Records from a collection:
..........

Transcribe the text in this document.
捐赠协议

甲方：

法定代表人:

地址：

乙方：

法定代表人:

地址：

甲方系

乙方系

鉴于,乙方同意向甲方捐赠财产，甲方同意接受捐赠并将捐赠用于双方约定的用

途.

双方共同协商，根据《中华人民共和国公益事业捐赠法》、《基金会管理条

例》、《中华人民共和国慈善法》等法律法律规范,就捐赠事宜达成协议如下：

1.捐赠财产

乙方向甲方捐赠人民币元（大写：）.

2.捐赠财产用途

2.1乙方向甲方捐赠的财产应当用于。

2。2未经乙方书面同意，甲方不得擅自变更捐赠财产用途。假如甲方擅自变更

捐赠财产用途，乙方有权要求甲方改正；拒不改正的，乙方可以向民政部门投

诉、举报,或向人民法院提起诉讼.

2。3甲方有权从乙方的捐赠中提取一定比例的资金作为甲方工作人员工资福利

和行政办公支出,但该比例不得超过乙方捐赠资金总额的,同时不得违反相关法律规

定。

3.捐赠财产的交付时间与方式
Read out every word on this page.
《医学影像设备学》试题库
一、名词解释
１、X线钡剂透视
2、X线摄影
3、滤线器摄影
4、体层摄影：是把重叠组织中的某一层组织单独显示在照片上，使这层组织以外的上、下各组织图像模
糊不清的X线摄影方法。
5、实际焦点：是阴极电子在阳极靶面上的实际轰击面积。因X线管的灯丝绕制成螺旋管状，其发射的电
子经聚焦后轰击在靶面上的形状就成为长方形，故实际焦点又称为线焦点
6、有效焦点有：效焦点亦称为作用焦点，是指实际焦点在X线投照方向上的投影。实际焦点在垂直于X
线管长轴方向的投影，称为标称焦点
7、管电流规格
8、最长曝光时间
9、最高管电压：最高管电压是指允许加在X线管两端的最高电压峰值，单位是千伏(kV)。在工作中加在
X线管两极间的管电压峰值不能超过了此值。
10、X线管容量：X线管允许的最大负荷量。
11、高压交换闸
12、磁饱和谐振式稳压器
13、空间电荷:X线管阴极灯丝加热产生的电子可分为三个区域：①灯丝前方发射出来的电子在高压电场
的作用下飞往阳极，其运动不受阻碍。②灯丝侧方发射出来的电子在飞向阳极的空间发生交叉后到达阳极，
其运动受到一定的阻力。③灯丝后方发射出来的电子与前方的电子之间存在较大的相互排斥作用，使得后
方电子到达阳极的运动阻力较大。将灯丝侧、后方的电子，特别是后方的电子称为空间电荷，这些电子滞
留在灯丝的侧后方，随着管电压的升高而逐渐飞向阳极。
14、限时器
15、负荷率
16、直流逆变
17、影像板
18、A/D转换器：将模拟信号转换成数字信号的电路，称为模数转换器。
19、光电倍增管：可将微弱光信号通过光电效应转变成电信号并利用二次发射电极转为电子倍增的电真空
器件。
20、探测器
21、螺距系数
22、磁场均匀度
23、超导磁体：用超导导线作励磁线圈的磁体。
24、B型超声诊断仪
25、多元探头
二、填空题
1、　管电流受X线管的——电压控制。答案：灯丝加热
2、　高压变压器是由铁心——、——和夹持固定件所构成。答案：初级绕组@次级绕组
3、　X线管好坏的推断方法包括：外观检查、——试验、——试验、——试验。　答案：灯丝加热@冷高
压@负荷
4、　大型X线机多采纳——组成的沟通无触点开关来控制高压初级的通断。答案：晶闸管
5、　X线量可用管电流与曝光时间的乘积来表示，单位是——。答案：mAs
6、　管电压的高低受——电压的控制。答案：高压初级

..........

GOAL OF THE EXERCISE: Can you give every line above again, exactly as written?

EXERCISE SOLUTION:
Transcribe the text in this document.
捐赠协议

甲方：

法定代表人:

地址：

乙方：

法定代表人:

地址：

甲方系

乙方系

鉴于,乙方同意向甲方捐赠财产，甲方同意接受捐赠并将捐赠用于双方约定的用

途.

双方共同协商，根据《中华人民共和国公益事业捐赠法》、《基金会管理条

例》、《中华人民共和国慈善法》等法律法律规范,就捐赠事宜达成协议如下：

1.捐赠财产

乙方向甲方捐赠人民币元（大写：）.

2.捐赠财产用途

2.1乙方向甲方捐赠的财产应当用于。

2。2未经乙方书面同意，甲方不得擅自变更捐赠财产用途。假如甲方擅自变更

捐赠财产用途，乙方有权要求甲方改正；拒不改正的，乙方可以向民政部门投

诉、举报,或向人民法院提起诉讼.

2。3甲方有权从乙方的捐赠中提取一定比例的资金作为甲方工作人员工资福利

和行政办公支出,但该比例不得超过乙方捐赠资金总额的,同时不得违反相关法律规

定。

3.捐赠财产的交付时间与方式
Read out every word on this page.
《医学影像设备学》试题库
一、名词解释
１、X线钡剂透视
2、X线摄影
3、滤线器摄影
4、体层摄影：是把重叠组织中的某一层组织单独显示在照片上，使这层组织以外的上、下各组织图像模
糊不清的X线摄影方法。
5、实际焦点：是阴极电子在阳极靶面上的实际轰击面积。因X线管的灯丝绕制成螺旋管状，其发射的电
子经聚焦后轰击在靶面上的形状就成为长方形，故实际焦点又称为线焦点
6、有效焦点有：效焦点亦称为作用焦点，是指实际焦点在X线投照方向上的投影。实际焦点在垂直于X
线管长轴方向的投影，称为标称焦点
7、管电流规格
8、最长曝光时间
9、最高管电压：最高管电压是指允许加在X线管两端的最高电压峰值，单位是千伏(kV)。在工作中加在
X线管两极间的管电压峰值不能超过了此值。
10、X线管容量：X线管允许的最大负荷量。
11、高压交换闸
12、磁饱和谐振式稳压器
13、空间电荷:X线管阴极灯丝加热产生的电子可分为三个区域：①灯丝前方发射出来的电子在高压电场
的作用下飞往阳极，其运动不受阻碍。②灯丝侧方发射出来的电子在飞向阳极的空间发生交叉后到达阳极，
其运动受到一定的阻力。③灯丝后方发射出来的电子与前方的电子之间存在较大的相互排斥作用，使得后
方电子到达阳极的运动阻力较大。将灯丝侧、后方的电子，特别是后方的电子称为空间电荷，这些电子滞
留在灯丝的侧后方，随着管电压的升高而逐渐飞向阳极。
14、限时器
15、负荷率
16、直流逆变
17、影像板
18、A/D转换器：将模拟信号转换成数字信号的电路，称为模数转换器。
19、光电倍增管：可将微弱光信号通过光电效应转变成电信号并利用二次发射电极转为电子倍增的电真空
器件。
20、探测器
21、螺距系数
22、磁场均匀度
23、超导磁体：用超导导线作励磁线圈的磁体。
24、B型超声诊断仪
25、多元探头
二、填空题
1、　管电流受X线管的——电压控制。答案：灯丝加热
2、　高压变压器是由铁心——、——和夹持固定件所构成。答案：初级绕组@次级绕组
3、　X线管好坏的推断方法包括：外观检查、——试验、——试验、——试验。　答案：灯丝加热@冷高
压@负荷
4、　大型X线机多采纳——组成的沟通无触点开关来控制高压初级的通断。答案：晶闸管
5、　X线量可用管电流与曝光时间的乘积来表示，单位是——。答案：mAs
6、　管电压的高低受——电压的控制。答案：高压初级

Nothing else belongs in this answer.